### Information given

***

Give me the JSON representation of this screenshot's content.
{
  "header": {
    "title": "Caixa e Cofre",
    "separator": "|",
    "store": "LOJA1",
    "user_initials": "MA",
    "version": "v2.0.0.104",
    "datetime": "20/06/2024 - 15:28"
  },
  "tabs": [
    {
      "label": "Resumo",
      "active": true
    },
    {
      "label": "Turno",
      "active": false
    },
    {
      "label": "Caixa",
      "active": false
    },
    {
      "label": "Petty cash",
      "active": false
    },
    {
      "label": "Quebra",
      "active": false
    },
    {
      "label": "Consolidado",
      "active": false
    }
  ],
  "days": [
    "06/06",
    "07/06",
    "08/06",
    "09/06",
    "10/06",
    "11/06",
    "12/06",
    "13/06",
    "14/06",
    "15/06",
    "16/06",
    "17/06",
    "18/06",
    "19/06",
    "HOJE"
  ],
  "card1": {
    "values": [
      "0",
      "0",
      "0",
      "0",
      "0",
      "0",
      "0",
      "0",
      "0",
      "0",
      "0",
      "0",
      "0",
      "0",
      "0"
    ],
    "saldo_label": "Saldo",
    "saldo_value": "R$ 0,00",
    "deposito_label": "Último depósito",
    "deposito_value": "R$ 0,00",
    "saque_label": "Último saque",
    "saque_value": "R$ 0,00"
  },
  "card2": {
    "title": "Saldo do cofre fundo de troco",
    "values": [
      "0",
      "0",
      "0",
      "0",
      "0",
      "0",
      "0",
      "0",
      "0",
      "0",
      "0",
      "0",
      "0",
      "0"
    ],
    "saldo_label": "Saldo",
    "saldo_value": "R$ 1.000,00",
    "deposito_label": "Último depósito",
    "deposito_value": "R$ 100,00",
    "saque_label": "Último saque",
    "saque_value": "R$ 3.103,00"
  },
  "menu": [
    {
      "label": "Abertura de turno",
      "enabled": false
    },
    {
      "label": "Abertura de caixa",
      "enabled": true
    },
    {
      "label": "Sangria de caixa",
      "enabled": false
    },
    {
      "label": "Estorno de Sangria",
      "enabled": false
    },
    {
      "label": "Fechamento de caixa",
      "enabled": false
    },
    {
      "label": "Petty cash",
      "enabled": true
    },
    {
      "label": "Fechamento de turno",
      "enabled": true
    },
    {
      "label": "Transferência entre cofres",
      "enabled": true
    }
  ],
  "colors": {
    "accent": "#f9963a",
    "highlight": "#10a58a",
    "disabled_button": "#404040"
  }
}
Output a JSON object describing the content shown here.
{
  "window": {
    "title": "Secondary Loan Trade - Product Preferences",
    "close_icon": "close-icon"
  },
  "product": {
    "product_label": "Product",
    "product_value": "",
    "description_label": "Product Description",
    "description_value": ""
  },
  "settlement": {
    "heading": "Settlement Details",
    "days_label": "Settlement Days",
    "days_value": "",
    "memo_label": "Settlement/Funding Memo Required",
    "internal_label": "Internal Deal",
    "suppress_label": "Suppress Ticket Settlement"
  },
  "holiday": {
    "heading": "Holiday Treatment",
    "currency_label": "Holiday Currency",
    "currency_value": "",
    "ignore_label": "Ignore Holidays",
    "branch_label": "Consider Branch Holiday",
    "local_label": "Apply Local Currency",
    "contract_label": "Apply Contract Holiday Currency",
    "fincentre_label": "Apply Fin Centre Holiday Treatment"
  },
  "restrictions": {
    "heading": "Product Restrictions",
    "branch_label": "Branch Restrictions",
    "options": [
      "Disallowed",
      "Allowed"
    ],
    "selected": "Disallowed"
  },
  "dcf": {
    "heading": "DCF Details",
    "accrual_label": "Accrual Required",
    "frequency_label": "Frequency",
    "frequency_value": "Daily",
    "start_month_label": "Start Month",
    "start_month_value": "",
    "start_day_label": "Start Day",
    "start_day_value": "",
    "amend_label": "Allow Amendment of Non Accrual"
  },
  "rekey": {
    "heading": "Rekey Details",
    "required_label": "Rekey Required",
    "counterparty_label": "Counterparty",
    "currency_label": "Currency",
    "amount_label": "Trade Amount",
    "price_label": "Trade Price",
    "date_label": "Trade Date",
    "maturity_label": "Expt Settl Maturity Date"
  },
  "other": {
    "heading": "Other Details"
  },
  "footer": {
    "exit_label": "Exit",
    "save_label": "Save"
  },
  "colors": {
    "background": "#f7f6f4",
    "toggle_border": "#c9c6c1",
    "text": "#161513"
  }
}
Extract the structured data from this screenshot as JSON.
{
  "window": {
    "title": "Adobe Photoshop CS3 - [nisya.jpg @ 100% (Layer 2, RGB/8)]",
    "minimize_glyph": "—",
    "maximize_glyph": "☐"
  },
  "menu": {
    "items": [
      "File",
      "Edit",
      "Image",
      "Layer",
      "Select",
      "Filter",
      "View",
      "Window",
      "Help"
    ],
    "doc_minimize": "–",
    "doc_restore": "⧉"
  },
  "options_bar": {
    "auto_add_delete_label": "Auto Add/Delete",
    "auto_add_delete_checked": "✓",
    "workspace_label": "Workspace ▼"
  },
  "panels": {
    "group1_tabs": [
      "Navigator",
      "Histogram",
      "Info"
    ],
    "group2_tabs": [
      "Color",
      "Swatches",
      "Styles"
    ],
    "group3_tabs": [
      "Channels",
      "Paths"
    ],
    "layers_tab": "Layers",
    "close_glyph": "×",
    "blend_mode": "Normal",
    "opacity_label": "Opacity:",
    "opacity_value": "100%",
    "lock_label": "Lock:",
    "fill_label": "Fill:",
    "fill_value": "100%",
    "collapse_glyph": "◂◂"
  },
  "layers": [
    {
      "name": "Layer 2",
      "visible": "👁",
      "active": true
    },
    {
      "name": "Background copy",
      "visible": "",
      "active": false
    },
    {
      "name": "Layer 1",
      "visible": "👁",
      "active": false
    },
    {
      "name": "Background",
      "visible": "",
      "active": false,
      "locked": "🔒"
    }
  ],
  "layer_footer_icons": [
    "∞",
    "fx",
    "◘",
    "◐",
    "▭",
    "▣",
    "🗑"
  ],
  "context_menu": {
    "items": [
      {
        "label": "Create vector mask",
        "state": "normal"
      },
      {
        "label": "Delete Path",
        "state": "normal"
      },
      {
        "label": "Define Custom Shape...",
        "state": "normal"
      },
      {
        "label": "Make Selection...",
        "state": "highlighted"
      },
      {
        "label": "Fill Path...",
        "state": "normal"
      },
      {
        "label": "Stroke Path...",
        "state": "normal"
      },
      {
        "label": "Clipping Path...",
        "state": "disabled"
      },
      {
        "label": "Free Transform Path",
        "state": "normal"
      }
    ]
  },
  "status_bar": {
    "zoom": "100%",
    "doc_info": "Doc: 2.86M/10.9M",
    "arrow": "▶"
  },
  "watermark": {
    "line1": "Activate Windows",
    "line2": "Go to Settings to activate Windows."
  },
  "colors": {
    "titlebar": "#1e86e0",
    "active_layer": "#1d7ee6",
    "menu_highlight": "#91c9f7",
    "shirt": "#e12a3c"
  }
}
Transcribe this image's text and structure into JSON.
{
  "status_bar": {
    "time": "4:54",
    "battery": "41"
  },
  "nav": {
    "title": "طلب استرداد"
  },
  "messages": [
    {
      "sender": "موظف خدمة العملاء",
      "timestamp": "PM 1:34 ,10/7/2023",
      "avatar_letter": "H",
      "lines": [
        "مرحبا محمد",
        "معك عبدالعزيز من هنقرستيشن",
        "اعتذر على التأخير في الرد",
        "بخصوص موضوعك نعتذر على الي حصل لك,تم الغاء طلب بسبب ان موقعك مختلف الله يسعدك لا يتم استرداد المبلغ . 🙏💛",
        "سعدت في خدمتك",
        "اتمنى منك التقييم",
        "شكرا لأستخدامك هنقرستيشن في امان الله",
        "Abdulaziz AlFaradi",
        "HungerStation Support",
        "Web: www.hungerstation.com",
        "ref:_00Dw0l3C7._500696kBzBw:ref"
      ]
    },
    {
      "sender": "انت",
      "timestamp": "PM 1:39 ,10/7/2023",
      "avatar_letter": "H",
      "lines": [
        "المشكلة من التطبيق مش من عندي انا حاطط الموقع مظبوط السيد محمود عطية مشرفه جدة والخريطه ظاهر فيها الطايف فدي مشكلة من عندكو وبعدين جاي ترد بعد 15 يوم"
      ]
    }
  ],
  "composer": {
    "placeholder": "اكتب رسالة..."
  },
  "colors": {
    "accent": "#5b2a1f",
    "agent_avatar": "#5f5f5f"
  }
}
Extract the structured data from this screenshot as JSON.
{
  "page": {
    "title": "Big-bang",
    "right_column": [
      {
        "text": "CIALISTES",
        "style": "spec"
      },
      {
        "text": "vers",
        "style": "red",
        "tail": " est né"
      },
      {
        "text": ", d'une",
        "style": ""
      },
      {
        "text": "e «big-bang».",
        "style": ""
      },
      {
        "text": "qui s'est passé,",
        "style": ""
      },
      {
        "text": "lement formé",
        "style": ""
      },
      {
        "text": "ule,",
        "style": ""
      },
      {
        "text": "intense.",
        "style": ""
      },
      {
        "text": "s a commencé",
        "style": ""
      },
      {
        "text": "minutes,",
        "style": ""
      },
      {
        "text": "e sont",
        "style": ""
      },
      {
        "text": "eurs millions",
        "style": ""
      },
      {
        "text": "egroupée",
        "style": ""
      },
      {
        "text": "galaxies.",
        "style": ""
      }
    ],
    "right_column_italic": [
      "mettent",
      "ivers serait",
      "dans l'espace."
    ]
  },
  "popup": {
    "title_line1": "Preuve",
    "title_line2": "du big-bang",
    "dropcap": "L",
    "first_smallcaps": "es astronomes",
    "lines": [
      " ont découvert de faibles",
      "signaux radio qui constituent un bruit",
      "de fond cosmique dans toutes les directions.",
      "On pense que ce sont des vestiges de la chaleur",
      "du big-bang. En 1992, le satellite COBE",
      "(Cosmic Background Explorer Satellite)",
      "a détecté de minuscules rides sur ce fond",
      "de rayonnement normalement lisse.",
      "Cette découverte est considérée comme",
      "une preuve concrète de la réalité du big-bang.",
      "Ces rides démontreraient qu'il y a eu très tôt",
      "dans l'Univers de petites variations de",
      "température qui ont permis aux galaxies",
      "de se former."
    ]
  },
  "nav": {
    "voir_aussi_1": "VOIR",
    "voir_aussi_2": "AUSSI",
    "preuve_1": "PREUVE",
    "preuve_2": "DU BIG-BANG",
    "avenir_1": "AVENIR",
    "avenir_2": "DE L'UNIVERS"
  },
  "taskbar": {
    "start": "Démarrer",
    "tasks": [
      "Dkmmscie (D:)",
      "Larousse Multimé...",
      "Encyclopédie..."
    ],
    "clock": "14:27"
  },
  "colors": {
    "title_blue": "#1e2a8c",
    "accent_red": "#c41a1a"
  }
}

***

Write out every line of the entries that holds the word "sender".

      "sender": "موظف خدمة العملاء",
      "sender": "انت",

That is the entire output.